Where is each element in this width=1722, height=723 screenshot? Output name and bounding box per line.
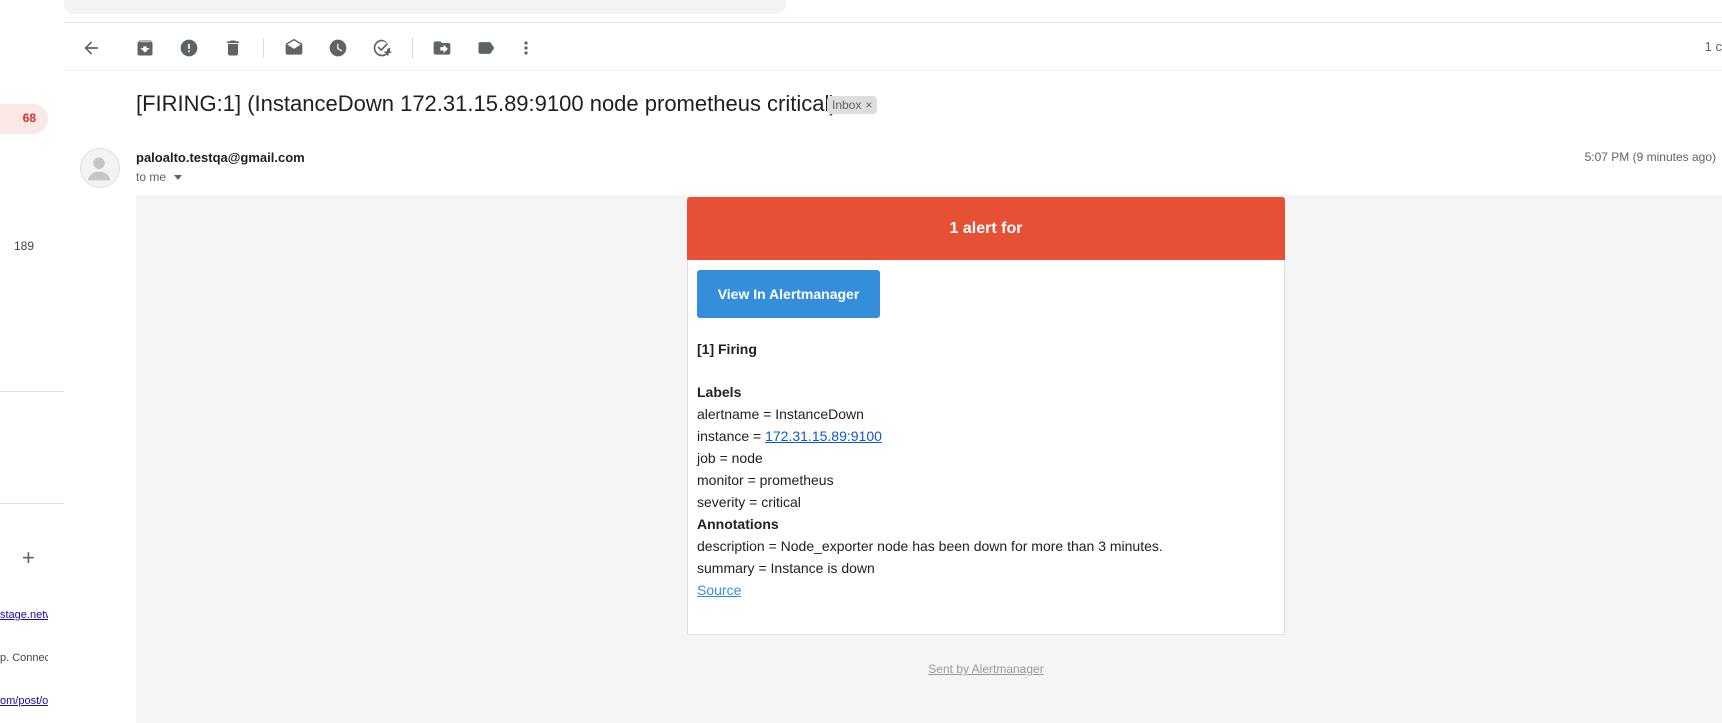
mark-unread-icon[interactable]	[279, 33, 309, 63]
sidebar-item-inbox[interactable]: 68	[0, 104, 48, 134]
label-job: job = node	[697, 450, 763, 466]
report-spam-icon[interactable]	[174, 33, 204, 63]
header-divider	[64, 22, 1722, 23]
toolbar-separator	[412, 38, 413, 58]
sender-email[interactable]: paloalto.testqa@gmail.com	[136, 150, 305, 165]
sidebar-link[interactable]: stage.netw	[0, 609, 48, 621]
labels-heading: Labels	[697, 384, 742, 400]
email-subject: [FIRING:1] (InstanceDown 172.31.15.89:91…	[136, 91, 837, 116]
sidebar-divider	[0, 391, 64, 392]
toolbar-divider	[64, 70, 1722, 71]
annotations-heading: Annotations	[697, 516, 779, 532]
snooze-icon[interactable]	[323, 33, 353, 63]
recipient-details[interactable]: to me	[136, 170, 183, 184]
view-in-alertmanager-button[interactable]: View In Alertmanager	[697, 270, 880, 318]
recipient-label: to me	[136, 170, 167, 184]
label-icon[interactable]	[471, 33, 501, 63]
email-timestamp: 5:07 PM (9 minutes ago)	[1584, 150, 1716, 164]
source-link[interactable]: Source	[697, 582, 741, 598]
label-instance: instance = 172.31.15.89:9100	[697, 428, 882, 444]
archive-icon[interactable]	[130, 33, 160, 63]
move-to-icon[interactable]	[427, 33, 457, 63]
label-instance-key: instance =	[697, 428, 766, 444]
annotation-summary: summary = Instance is down	[697, 560, 875, 576]
person-icon	[87, 157, 111, 181]
label-monitor: monitor = prometheus	[697, 472, 834, 488]
email-footer: Sent by Alertmanager	[687, 662, 1285, 676]
instance-link[interactable]: 172.31.15.89:9100	[765, 428, 882, 444]
back-arrow-icon[interactable]	[76, 33, 106, 63]
chevron-down-icon[interactable]	[174, 174, 183, 180]
sidebar-divider	[0, 503, 64, 504]
label-alertname: alertname = InstanceDown	[697, 406, 864, 422]
inbox-label-chip[interactable]: Inbox ×	[827, 96, 878, 114]
message-toolbar: 1 c	[64, 26, 1722, 68]
sidebar-item-count[interactable]: 189	[14, 239, 34, 253]
pagination-count: 1 c	[1704, 39, 1722, 54]
label-severity: severity = critical	[697, 494, 801, 510]
sidebar-link[interactable]: om/post/o	[0, 695, 48, 707]
add-label-icon[interactable]: +	[22, 546, 35, 570]
firing-title: [1] Firing	[697, 341, 757, 357]
search-bar[interactable]	[64, 0, 786, 14]
sent-by-link[interactable]: Sent by Alertmanager	[928, 662, 1043, 676]
alert-header: 1 alert for	[687, 197, 1285, 260]
avatar	[80, 148, 120, 188]
annotation-description: description = Node_exporter node has bee…	[697, 538, 1163, 554]
add-task-icon[interactable]	[367, 33, 397, 63]
delete-icon[interactable]	[218, 33, 248, 63]
toolbar-separator	[263, 38, 264, 58]
source-line: Source	[697, 582, 741, 598]
sidebar-text: p. Connec	[0, 652, 48, 664]
close-icon[interactable]: ×	[865, 98, 872, 112]
unread-count-badge: 68	[22, 111, 36, 125]
label-chip-text: Inbox	[832, 98, 862, 112]
more-options-icon[interactable]	[511, 33, 541, 63]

§ §

> **Aim**
Reproduce all of the data above word for word, leaving out the picture.

> **Written solution**
Where is each element in this width=1722, height=723 screenshot? Output name and bounding box per line.
mark-unread-icon[interactable]	[279, 33, 309, 63]
sidebar-item-inbox[interactable]: 68	[0, 104, 48, 134]
label-job: job = node	[697, 450, 763, 466]
report-spam-icon[interactable]	[174, 33, 204, 63]
header-divider	[64, 22, 1722, 23]
toolbar-separator	[412, 38, 413, 58]
sender-email[interactable]: paloalto.testqa@gmail.com	[136, 150, 305, 165]
sidebar-link[interactable]: stage.netw	[0, 609, 48, 621]
labels-heading: Labels	[697, 384, 742, 400]
email-subject: [FIRING:1] (InstanceDown 172.31.15.89:91…	[136, 91, 837, 116]
sidebar-divider	[0, 391, 64, 392]
toolbar-divider	[64, 70, 1722, 71]
annotations-heading: Annotations	[697, 516, 779, 532]
snooze-icon[interactable]	[323, 33, 353, 63]
recipient-details[interactable]: to me	[136, 170, 183, 184]
view-in-alertmanager-button[interactable]: View In Alertmanager	[697, 270, 880, 318]
recipient-label: to me	[136, 170, 167, 184]
label-icon[interactable]	[471, 33, 501, 63]
email-timestamp: 5:07 PM (9 minutes ago)	[1584, 150, 1716, 164]
source-link[interactable]: Source	[697, 582, 741, 598]
label-instance: instance = 172.31.15.89:9100	[697, 428, 882, 444]
archive-icon[interactable]	[130, 33, 160, 63]
move-to-icon[interactable]	[427, 33, 457, 63]
label-instance-key: instance =	[697, 428, 766, 444]
annotation-summary: summary = Instance is down	[697, 560, 875, 576]
person-icon	[87, 157, 111, 181]
label-monitor: monitor = prometheus	[697, 472, 834, 488]
email-footer: Sent by Alertmanager	[687, 662, 1285, 676]
instance-link[interactable]: 172.31.15.89:9100	[765, 428, 882, 444]
back-arrow-icon[interactable]	[76, 33, 106, 63]
chevron-down-icon[interactable]	[174, 174, 183, 180]
sidebar-divider	[0, 503, 64, 504]
label-alertname: alertname = InstanceDown	[697, 406, 864, 422]
inbox-label-chip[interactable]: Inbox ×	[827, 96, 878, 114]
message-toolbar: 1 c	[64, 26, 1722, 68]
sidebar-item-count[interactable]: 189	[14, 239, 34, 253]
pagination-count: 1 c	[1704, 39, 1722, 54]
label-severity: severity = critical	[697, 494, 801, 510]
sidebar-link[interactable]: om/post/o	[0, 695, 48, 707]
add-label-icon[interactable]: +	[22, 546, 35, 570]
firing-title: [1] Firing	[697, 341, 757, 357]
search-bar[interactable]	[64, 0, 786, 14]
sent-by-link[interactable]: Sent by Alertmanager	[928, 662, 1043, 676]
alert-header: 1 alert for	[687, 197, 1285, 260]
avatar	[80, 148, 120, 188]
annotation-description: description = Node_exporter node has bee…	[697, 538, 1163, 554]
add-task-icon[interactable]	[367, 33, 397, 63]
delete-icon[interactable]	[218, 33, 248, 63]
toolbar-separator	[263, 38, 264, 58]
source-line: Source	[697, 582, 741, 598]
sidebar-text: p. Connec	[0, 652, 48, 664]
close-icon[interactable]: ×	[865, 98, 872, 112]
unread-count-badge: 68	[22, 111, 36, 125]
label-chip-text: Inbox	[832, 98, 862, 112]
more-options-icon[interactable]	[511, 33, 541, 63]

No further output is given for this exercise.